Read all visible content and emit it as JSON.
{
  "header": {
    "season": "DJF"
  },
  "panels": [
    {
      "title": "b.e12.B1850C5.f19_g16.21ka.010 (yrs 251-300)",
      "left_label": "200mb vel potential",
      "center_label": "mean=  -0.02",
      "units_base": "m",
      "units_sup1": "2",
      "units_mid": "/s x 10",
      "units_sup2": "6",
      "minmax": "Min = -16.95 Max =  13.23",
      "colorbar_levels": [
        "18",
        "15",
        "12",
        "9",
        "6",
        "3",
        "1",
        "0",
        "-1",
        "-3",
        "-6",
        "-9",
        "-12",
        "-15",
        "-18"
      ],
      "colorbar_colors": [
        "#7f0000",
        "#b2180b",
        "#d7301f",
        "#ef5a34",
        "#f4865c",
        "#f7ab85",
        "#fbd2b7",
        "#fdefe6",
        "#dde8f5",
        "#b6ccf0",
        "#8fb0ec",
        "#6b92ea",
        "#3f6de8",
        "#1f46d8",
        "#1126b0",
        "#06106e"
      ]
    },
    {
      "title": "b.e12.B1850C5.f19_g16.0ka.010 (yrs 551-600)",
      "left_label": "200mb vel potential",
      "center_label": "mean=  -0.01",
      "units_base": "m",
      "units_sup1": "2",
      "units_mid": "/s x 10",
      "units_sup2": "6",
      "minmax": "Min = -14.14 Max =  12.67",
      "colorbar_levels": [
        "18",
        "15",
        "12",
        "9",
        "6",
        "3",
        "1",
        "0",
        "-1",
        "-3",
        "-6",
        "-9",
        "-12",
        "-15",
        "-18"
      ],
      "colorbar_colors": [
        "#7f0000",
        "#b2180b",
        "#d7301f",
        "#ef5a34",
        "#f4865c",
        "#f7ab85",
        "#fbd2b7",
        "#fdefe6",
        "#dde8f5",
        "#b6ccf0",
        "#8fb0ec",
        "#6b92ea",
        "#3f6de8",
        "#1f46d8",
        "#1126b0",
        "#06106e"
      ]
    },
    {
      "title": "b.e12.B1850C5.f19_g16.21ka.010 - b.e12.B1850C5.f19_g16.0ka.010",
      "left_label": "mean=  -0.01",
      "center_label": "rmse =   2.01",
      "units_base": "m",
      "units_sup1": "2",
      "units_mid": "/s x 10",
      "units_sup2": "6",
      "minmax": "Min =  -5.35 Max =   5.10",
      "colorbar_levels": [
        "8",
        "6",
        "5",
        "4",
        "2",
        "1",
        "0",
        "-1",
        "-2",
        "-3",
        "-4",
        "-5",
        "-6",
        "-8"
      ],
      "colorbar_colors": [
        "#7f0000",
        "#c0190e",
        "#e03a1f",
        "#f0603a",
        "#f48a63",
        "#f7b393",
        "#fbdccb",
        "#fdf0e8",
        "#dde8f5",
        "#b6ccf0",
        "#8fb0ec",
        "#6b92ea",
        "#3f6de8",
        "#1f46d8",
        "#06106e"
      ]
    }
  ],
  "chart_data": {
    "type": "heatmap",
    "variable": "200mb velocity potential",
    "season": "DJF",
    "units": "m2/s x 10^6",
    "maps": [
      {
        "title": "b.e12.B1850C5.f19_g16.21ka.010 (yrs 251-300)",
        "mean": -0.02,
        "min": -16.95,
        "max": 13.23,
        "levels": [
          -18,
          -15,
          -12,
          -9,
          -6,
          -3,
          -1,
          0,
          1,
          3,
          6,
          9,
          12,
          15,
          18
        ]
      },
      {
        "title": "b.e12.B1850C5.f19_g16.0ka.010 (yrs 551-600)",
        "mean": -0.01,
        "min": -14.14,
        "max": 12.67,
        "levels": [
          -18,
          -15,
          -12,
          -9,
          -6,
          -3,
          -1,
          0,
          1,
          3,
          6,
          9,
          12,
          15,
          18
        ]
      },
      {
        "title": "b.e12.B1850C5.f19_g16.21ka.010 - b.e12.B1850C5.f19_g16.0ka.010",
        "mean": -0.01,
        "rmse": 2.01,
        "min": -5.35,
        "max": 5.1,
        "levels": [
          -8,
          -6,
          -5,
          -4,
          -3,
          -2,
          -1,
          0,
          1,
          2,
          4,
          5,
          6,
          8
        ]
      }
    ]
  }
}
-.-.-
**STATED PROBLEM:**
Reproduce every record above exactly as it appears.

**RESULT OF THE EXERCISE:**
Read all visible content and emit it as JSON.
{
  "header": {
    "season": "DJF"
  },
  "panels": [
    {
      "title": "b.e12.B1850C5.f19_g16.21ka.010 (yrs 251-300)",
      "left_label": "200mb vel potential",
      "center_label": "mean=  -0.02",
      "units_base": "m",
      "units_sup1": "2",
      "units_mid": "/s x 10",
      "units_sup2": "6",
      "minmax": "Min = -16.95 Max =  13.23",
      "colorbar_levels": [
        "18",
        "15",
        "12",
        "9",
        "6",
        "3",
        "1",
        "0",
        "-1",
        "-3",
        "-6",
        "-9",
        "-12",
        "-15",
        "-18"
      ],
      "colorbar_colors": [
        "#7f0000",
        "#b2180b",
        "#d7301f",
        "#ef5a34",
        "#f4865c",
        "#f7ab85",
        "#fbd2b7",
        "#fdefe6",
        "#dde8f5",
        "#b6ccf0",
        "#8fb0ec",
        "#6b92ea",
        "#3f6de8",
        "#1f46d8",
        "#1126b0",
        "#06106e"
      ]
    },
    {
      "title": "b.e12.B1850C5.f19_g16.0ka.010 (yrs 551-600)",
      "left_label": "200mb vel potential",
      "center_label": "mean=  -0.01",
      "units_base": "m",
      "units_sup1": "2",
      "units_mid": "/s x 10",
      "units_sup2": "6",
      "minmax": "Min = -14.14 Max =  12.67",
      "colorbar_levels": [
        "18",
        "15",
        "12",
        "9",
        "6",
        "3",
        "1",
        "0",
        "-1",
        "-3",
        "-6",
        "-9",
        "-12",
        "-15",
        "-18"
      ],
      "colorbar_colors": [
        "#7f0000",
        "#b2180b",
        "#d7301f",
        "#ef5a34",
        "#f4865c",
        "#f7ab85",
        "#fbd2b7",
        "#fdefe6",
        "#dde8f5",
        "#b6ccf0",
        "#8fb0ec",
        "#6b92ea",
        "#3f6de8",
        "#1f46d8",
        "#1126b0",
        "#06106e"
      ]
    },
    {
      "title": "b.e12.B1850C5.f19_g16.21ka.010 - b.e12.B1850C5.f19_g16.0ka.010",
      "left_label": "mean=  -0.01",
      "center_label": "rmse =   2.01",
      "units_base": "m",
      "units_sup1": "2",
      "units_mid": "/s x 10",
      "units_sup2": "6",
      "minmax": "Min =  -5.35 Max =   5.10",
      "colorbar_levels": [
        "8",
        "6",
        "5",
        "4",
        "2",
        "1",
        "0",
        "-1",
        "-2",
        "-3",
        "-4",
        "-5",
        "-6",
        "-8"
      ],
      "colorbar_colors": [
        "#7f0000",
        "#c0190e",
        "#e03a1f",
        "#f0603a",
        "#f48a63",
        "#f7b393",
        "#fbdccb",
        "#fdf0e8",
        "#dde8f5",
        "#b6ccf0",
        "#8fb0ec",
        "#6b92ea",
        "#3f6de8",
        "#1f46d8",
        "#06106e"
      ]
    }
  ],
  "chart_data": {
    "type": "heatmap",
    "variable": "200mb velocity potential",
    "season": "DJF",
    "units": "m2/s x 10^6",
    "maps": [
      {
        "title": "b.e12.B1850C5.f19_g16.21ka.010 (yrs 251-300)",
        "mean": -0.02,
        "min": -16.95,
        "max": 13.23,
        "levels": [
          -18,
          -15,
          -12,
          -9,
          -6,
          -3,
          -1,
          0,
          1,
          3,
          6,
          9,
          12,
          15,
          18
        ]
      },
      {
        "title": "b.e12.B1850C5.f19_g16.0ka.010 (yrs 551-600)",
        "mean": -0.01,
        "min": -14.14,
        "max": 12.67,
        "levels": [
          -18,
          -15,
          -12,
          -9,
          -6,
          -3,
          -1,
          0,
          1,
          3,
          6,
          9,
          12,
          15,
          18
        ]
      },
      {
        "title": "b.e12.B1850C5.f19_g16.21ka.010 - b.e12.B1850C5.f19_g16.0ka.010",
        "mean": -0.01,
        "rmse": 2.01,
        "min": -5.35,
        "max": 5.1,
        "levels": [
          -8,
          -6,
          -5,
          -4,
          -3,
          -2,
          -1,
          0,
          1,
          2,
          4,
          5,
          6,
          8
        ]
      }
    ]
  }
}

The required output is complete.